- **TASK TO CARRY OUT**
Locate the line containing "Read out every word on this page." in the material below. Copy that line and all following lines through the end exactly, omitting any pictures.

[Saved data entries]

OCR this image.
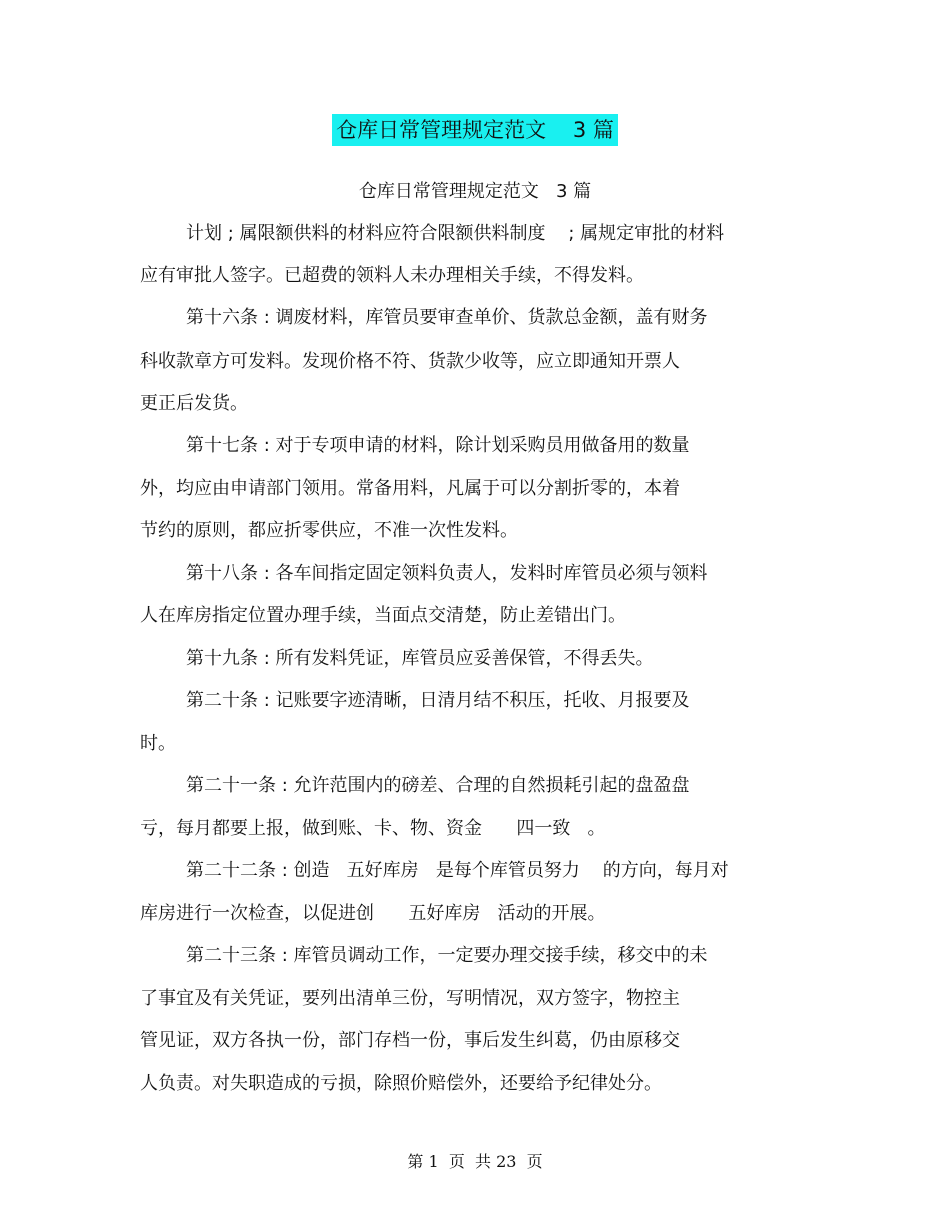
仓库日常管理规定范文    3 篇
仓库日常管理规定范文   3 篇
计划 ; 属限额供料的材料应符合限额供料制度    ; 属规定审批的材料
应有审批人签字。已超费的领料人未办理相关手续，不得发料。
第十六条 : 调废材料，库管员要审查单价、货款总金额，盖有财务
科收款章方可发料。发现价格不符、货款少收等，应立即通知开票人
更正后发货。
第十七条 : 对于专项申请的材料，除计划采购员用做备用的数量
外，均应由申请部门领用。常备用料，凡属于可以分割折零的，本着
节约的原则，都应折零供应，不准一次性发料。
第十八条 : 各车间指定固定领料负责人，发料时库管员必须与领料
人在库房指定位置办理手续，当面点交清楚，防止差错出门。
第十九条 : 所有发料凭证，库管员应妥善保管，不得丢失。
第二十条 : 记账要字迹清晰，日清月结不积压，托收、月报要及
时。
第二十一条 : 允许范围内的磅差、合理的自然损耗引起的盘盈盘
亏，每月都要上报，做到账、卡、物、资金      四一致   。
第二十二条 : 创造   五好库房   是每个库管员努力    的方向，每月对
库房进行一次检查，以促进创      五好库房   活动的开展。
第二十三条 : 库管员调动工作，一定要办理交接手续，移交中的未
了事宜及有关凭证，要列出清单三份，写明情况，双方签字，物控主
管见证，双方各执一份，部门存档一份，事后发生纠葛，仍由原移交
人负责。对失职造成的亏损，除照价赔偿外，还要给予纪律处分。
第 1  页  共 23  页
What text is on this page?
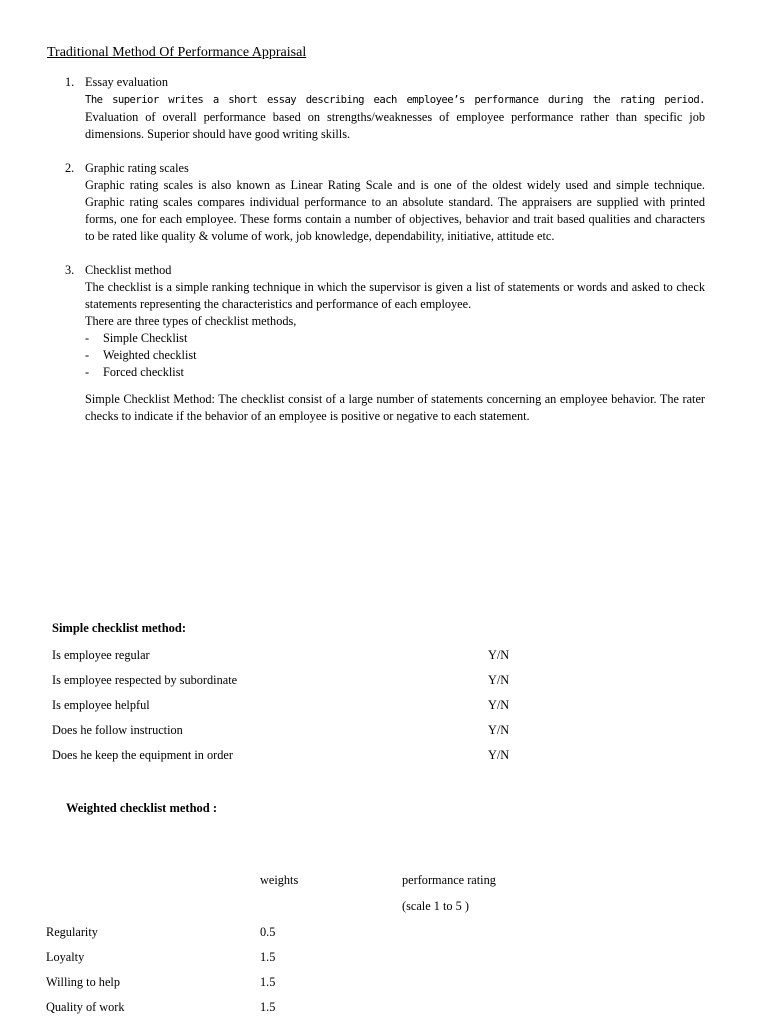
Traditional Method Of Performance Appraisal
1. Essay evaluation

The superior writes a short essay describing each employee’s performance during the rating period. Evaluation of overall performance based on strengths/weaknesses of employee performance rather than specific job dimensions. Superior should have good writing skills.

2. Graphic rating scales

Graphic rating scales is also known as Linear Rating Scale and is one of the oldest widely used and simple technique. Graphic rating scales compares individual performance to an absolute standard. The appraisers are supplied with printed forms, one for each employee. These forms contain a number of objectives, behavior and trait based qualities and characters to be rated like quality & volume of work, job knowledge, dependability, initiative, attitude etc.

3. Checklist method

The checklist is a simple ranking technique in which the supervisor is given a list of statements or words and asked to check statements representing the characteristics and performance of each employee.

There are three types of checklist methods,
-	Simple Checklist
-	Weighted checklist
-	Forced checklist

Simple Checklist Method: The checklist consist of a large number of statements concerning an employee behavior. The rater checks to indicate if the behavior of an employee is positive or negative to each statement.

Simple checklist method:
Is employee regular	Y/N
Is employee respected by subordinate	Y/N
Is employee helpful	Y/N
Does he follow instruction	Y/N
Does he keep the equipment in order	Y/N
Weighted checklist method :
weights	performance rating
(scale 1 to 5 )
Regularity	0.5
Loyalty	1.5
Willing to help	1.5
Quality of work	1.5
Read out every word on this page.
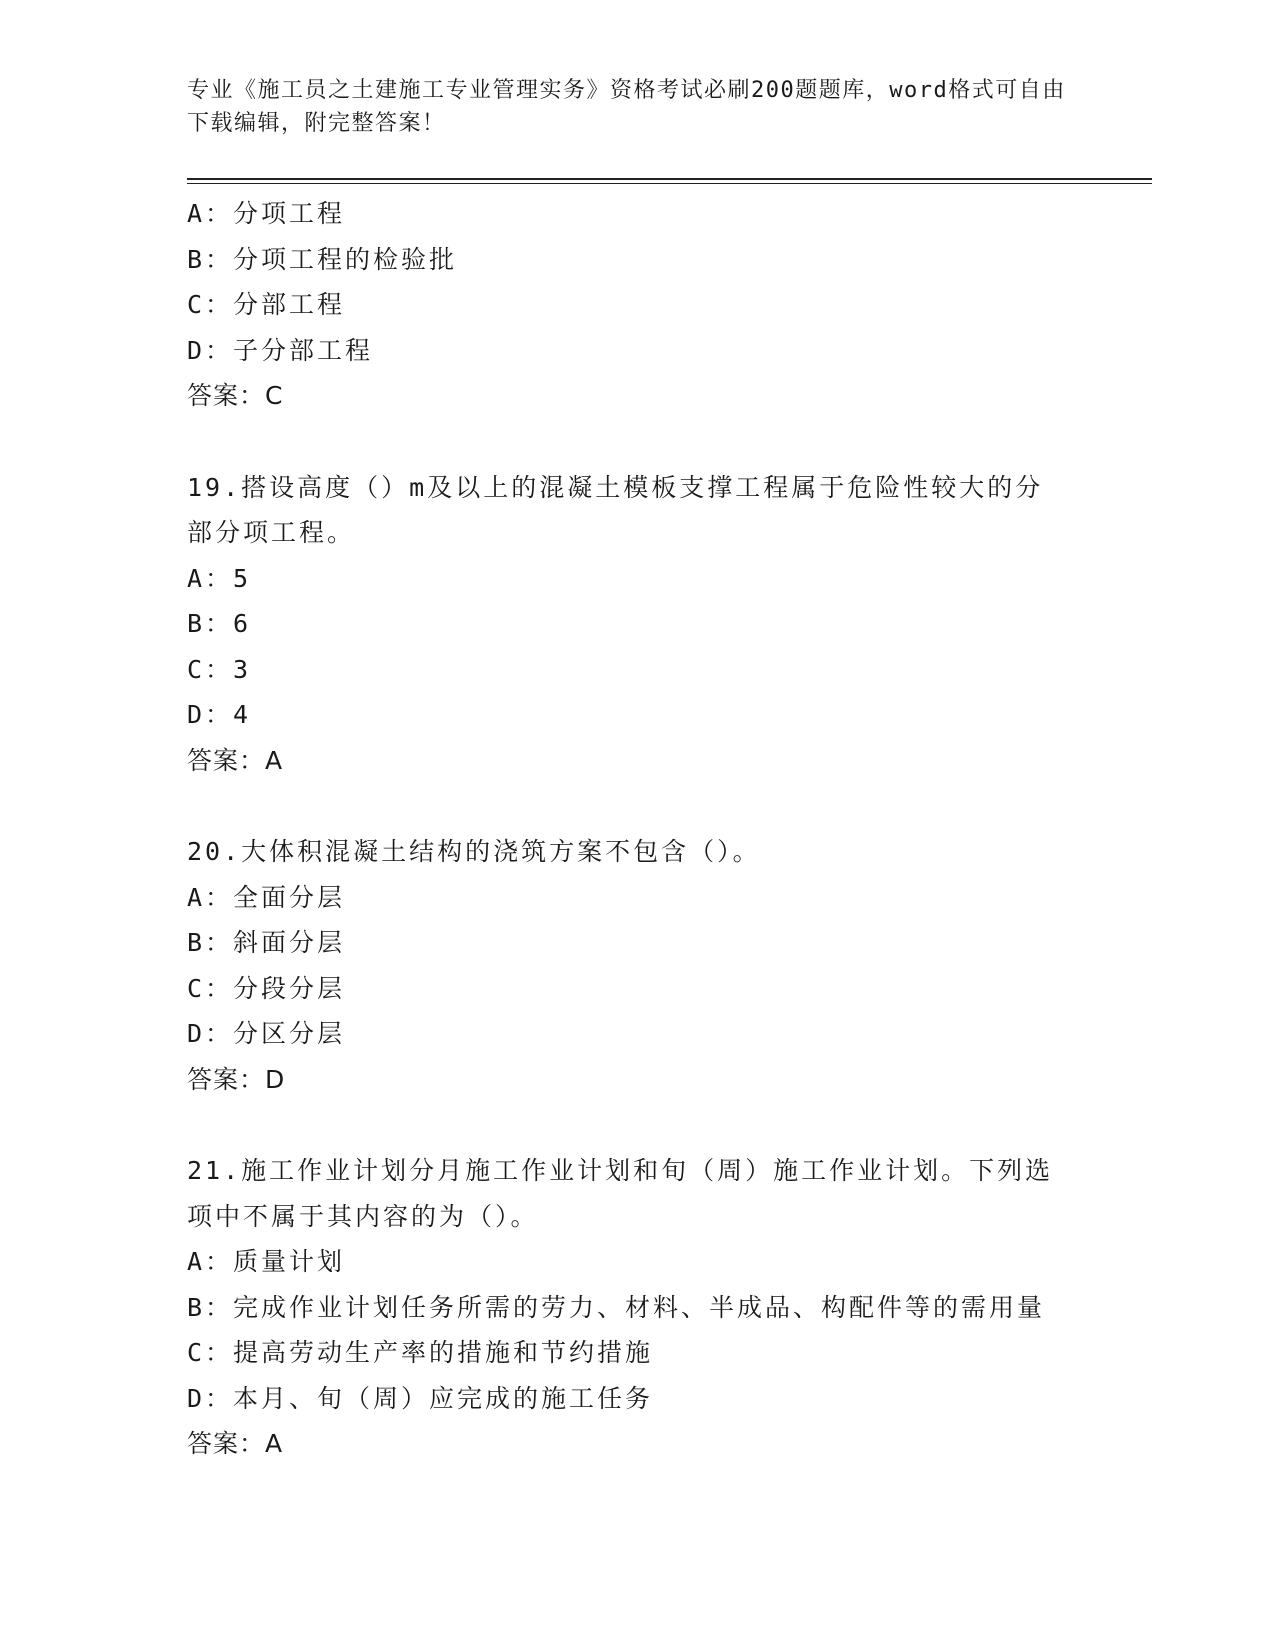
专业《施工员之土建施工专业管理实务》资格考试必刷200题题库，word格式可自由下载编辑，附完整答案！
A：分项工程
B：分项工程的检验批
C：分部工程
D：子分部工程
答案：C
19.搭设高度（）m及以上的混凝土模板支撑工程属于危险性较大的分部分项工程。
A：5
B：6
C：3
D：4
答案：A
20.大体积混凝土结构的浇筑方案不包含（）。
A：全面分层
B：斜面分层
C：分段分层
D：分区分层
答案：D
21.施工作业计划分月施工作业计划和旬（周）施工作业计划。下列选项中不属于其内容的为（）。
A：质量计划
B：完成作业计划任务所需的劳力、材料、半成品、构配件等的需用量
C：提高劳动生产率的措施和节约措施
D：本月、旬（周）应完成的施工任务
答案：A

- **EXERCISE RESPONSE**
Read out every word on this page.
专业《施工员之土建施工专业管理实务》资格考试必刷200题题库，word格式可自由下载编辑，附完整答案！
A：分项工程
B：分项工程的检验批
C：分部工程
D：子分部工程
答案：C
19.搭设高度（）m及以上的混凝土模板支撑工程属于危险性较大的分部分项工程。
A：5
B：6
C：3
D：4
答案：A
20.大体积混凝土结构的浇筑方案不包含（）。
A：全面分层
B：斜面分层
C：分段分层
D：分区分层
答案：D
21.施工作业计划分月施工作业计划和旬（周）施工作业计划。下列选项中不属于其内容的为（）。
A：质量计划
B：完成作业计划任务所需的劳力、材料、半成品、构配件等的需用量
C：提高劳动生产率的措施和节约措施
D：本月、旬（周）应完成的施工任务
答案：A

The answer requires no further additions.